## Problem description
Among the entries below, find the lines with "What" and copy them.

*-*-*

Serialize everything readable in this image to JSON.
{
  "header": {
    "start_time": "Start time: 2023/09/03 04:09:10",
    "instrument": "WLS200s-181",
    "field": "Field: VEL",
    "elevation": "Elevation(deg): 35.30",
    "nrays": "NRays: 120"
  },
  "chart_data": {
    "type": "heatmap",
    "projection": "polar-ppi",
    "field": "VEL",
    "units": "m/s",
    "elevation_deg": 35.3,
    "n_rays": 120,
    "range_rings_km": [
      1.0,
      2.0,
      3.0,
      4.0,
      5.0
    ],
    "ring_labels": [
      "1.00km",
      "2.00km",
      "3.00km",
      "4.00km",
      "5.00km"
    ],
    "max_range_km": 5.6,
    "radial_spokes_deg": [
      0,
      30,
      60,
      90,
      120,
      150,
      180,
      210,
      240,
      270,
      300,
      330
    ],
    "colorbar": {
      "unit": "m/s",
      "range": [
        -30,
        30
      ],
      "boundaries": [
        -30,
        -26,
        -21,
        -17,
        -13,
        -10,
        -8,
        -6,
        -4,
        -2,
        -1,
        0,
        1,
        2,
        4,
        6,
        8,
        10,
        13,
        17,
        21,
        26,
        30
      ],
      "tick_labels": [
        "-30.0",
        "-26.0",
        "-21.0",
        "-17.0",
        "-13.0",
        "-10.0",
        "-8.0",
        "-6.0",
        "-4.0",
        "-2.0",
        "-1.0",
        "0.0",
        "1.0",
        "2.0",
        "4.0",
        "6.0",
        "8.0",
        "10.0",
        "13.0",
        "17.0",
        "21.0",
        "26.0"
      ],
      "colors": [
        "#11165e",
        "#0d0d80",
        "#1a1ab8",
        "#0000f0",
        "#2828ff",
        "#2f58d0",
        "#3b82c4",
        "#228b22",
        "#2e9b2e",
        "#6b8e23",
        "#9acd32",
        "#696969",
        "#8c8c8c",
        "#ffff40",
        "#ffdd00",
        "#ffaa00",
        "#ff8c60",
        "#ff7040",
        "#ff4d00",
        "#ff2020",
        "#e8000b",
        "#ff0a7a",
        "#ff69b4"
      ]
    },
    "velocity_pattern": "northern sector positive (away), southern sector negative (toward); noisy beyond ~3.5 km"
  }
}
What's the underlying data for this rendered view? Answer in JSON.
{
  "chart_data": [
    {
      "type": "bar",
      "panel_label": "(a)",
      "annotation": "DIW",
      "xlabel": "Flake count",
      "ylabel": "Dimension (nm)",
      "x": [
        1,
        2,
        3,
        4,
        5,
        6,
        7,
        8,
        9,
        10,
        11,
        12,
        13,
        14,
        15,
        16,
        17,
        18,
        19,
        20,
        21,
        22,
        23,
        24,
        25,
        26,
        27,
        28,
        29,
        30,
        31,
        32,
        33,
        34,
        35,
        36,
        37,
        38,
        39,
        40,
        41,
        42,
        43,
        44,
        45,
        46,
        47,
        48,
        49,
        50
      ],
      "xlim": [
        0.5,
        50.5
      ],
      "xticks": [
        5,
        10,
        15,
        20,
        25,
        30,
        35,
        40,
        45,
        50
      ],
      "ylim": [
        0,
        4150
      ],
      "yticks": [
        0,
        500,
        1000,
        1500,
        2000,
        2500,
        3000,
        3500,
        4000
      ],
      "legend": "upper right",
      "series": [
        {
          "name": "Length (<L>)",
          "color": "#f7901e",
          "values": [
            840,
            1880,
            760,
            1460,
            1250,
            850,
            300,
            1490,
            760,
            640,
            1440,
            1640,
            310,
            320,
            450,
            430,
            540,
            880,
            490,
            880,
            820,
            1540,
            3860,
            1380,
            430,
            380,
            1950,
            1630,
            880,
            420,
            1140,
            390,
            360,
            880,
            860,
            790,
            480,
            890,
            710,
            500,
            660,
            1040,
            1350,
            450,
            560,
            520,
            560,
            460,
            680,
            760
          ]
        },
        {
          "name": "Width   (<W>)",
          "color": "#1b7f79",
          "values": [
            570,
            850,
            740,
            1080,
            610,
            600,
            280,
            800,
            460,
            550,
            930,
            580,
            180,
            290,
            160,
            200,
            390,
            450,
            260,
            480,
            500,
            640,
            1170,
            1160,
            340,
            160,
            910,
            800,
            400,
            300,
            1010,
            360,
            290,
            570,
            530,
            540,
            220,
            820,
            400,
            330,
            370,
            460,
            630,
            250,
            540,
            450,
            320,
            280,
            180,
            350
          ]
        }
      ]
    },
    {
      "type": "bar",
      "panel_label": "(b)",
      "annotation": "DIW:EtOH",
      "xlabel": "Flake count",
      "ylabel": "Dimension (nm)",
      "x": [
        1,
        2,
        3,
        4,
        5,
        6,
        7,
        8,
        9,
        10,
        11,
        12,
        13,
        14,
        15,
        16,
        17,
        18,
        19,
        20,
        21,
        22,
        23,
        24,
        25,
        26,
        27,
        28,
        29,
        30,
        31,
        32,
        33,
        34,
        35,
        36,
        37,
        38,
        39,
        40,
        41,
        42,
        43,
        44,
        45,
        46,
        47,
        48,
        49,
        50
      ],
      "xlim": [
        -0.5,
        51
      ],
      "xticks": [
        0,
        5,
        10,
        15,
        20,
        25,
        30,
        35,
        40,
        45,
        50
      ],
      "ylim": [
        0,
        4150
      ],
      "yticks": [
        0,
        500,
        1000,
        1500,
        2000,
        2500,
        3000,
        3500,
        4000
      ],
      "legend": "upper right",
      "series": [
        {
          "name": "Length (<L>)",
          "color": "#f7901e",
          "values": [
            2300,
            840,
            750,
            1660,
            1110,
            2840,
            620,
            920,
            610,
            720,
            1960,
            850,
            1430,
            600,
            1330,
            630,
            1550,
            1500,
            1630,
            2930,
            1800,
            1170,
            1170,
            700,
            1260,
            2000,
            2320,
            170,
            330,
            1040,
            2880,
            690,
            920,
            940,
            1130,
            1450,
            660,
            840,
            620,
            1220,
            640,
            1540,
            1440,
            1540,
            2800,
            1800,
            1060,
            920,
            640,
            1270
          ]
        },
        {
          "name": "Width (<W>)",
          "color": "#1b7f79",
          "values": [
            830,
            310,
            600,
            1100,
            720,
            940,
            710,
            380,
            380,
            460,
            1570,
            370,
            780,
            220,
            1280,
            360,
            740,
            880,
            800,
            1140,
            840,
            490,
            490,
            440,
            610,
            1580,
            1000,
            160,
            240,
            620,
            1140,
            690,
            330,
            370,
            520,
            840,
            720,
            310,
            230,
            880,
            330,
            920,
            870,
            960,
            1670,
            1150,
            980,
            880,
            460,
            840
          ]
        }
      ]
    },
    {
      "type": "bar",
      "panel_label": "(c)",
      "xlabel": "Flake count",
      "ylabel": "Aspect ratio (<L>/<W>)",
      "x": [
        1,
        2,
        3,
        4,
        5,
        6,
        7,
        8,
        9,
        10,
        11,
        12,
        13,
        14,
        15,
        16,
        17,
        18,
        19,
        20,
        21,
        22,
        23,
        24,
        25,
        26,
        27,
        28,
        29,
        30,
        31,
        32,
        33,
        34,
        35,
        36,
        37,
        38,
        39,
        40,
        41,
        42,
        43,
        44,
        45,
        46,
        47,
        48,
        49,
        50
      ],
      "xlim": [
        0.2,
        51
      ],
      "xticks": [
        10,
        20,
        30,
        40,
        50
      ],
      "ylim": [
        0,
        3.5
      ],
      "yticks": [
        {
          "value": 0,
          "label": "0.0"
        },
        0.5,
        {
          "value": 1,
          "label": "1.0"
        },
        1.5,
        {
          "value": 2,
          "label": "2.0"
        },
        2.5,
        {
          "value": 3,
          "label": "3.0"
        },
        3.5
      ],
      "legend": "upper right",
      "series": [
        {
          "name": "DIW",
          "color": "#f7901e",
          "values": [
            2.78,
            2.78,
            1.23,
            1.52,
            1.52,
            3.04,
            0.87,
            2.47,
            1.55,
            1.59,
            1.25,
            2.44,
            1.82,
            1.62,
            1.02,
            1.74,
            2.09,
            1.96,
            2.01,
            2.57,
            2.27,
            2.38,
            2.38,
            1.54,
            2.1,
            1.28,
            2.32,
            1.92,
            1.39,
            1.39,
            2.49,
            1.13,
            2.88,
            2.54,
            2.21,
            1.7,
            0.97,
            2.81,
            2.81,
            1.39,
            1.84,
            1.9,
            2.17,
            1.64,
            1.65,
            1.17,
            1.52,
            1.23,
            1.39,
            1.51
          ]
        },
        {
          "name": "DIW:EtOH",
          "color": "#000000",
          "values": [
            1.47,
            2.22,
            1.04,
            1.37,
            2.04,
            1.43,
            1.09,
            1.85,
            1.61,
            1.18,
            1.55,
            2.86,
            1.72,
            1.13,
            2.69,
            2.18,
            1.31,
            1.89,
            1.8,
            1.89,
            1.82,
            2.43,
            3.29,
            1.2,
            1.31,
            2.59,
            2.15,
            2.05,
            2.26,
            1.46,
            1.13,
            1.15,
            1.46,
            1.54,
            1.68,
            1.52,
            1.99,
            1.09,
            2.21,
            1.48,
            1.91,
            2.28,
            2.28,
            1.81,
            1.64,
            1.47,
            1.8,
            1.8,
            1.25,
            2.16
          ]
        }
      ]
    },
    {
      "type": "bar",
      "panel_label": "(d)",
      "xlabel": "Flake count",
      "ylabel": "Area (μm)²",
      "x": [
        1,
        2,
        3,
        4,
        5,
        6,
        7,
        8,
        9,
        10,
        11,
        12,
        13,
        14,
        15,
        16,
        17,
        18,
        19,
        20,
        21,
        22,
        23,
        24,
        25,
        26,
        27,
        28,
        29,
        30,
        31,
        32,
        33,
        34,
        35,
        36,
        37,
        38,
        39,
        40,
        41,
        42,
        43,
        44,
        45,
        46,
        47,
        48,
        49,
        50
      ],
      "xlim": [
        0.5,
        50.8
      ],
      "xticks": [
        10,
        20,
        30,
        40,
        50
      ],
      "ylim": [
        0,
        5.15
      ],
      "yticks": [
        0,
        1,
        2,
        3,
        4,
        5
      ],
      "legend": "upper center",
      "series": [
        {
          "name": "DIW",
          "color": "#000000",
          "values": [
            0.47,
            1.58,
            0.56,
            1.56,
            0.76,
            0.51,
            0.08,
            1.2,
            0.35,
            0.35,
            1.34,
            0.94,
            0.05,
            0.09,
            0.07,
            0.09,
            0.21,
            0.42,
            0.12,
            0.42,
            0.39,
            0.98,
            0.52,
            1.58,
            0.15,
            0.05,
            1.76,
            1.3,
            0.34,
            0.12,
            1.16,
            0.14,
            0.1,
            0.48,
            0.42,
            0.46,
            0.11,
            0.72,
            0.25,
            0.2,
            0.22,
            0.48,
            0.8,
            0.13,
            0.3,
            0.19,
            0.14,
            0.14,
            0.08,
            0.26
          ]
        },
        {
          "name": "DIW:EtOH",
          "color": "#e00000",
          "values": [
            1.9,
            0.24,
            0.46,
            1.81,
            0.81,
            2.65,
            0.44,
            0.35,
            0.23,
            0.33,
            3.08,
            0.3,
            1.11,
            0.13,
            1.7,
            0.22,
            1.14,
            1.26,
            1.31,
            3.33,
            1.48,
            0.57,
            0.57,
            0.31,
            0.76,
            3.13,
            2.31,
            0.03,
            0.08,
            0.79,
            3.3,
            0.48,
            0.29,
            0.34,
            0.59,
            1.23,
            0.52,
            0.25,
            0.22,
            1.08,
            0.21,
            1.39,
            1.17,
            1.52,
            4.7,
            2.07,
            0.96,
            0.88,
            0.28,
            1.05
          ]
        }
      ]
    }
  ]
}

*-*-*

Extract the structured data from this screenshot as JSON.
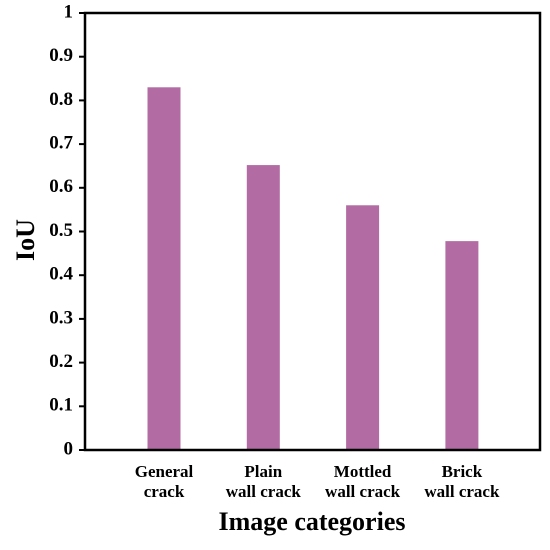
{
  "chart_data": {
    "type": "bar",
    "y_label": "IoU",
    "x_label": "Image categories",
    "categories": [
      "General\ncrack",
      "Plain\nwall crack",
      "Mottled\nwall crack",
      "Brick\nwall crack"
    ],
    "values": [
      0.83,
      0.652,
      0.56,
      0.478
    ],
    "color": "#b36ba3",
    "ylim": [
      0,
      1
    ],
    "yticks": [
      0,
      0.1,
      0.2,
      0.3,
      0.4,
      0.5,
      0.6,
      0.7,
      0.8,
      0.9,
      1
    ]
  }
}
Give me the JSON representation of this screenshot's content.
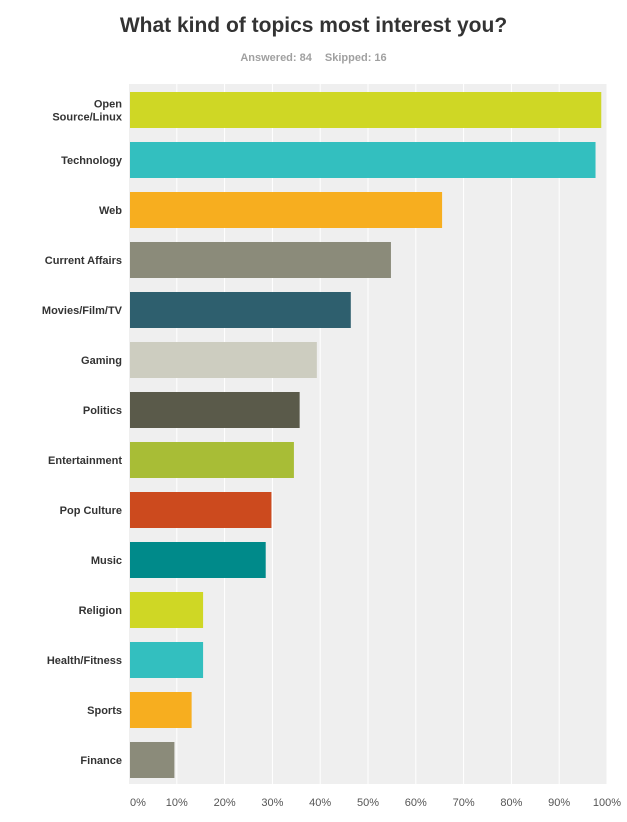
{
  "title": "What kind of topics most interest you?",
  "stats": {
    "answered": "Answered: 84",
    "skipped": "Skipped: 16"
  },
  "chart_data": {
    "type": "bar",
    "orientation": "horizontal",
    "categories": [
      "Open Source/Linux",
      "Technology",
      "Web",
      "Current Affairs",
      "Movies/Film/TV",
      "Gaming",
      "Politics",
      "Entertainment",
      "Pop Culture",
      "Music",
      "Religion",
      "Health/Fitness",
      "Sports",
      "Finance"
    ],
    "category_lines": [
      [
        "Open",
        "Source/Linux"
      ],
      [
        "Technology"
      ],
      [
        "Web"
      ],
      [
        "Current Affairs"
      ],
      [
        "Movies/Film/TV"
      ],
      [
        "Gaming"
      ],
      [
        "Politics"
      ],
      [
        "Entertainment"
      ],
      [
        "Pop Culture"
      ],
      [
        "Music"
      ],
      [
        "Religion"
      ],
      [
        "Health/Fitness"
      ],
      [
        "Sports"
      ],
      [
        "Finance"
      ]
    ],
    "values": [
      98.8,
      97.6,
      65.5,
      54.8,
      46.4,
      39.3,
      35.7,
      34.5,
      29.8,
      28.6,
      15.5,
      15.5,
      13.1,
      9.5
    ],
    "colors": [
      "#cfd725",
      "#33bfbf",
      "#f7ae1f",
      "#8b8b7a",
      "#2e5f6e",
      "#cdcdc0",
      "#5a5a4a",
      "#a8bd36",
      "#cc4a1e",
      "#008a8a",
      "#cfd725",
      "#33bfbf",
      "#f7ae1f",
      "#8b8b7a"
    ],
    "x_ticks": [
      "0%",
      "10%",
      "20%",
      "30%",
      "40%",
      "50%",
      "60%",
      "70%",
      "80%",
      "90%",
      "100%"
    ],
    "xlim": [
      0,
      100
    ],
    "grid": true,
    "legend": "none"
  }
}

*-*-*

## Answer to this exercise
What's the underlying data for this rendered view? Answer in JSON.
  "title": "What kind of topics most interest you?",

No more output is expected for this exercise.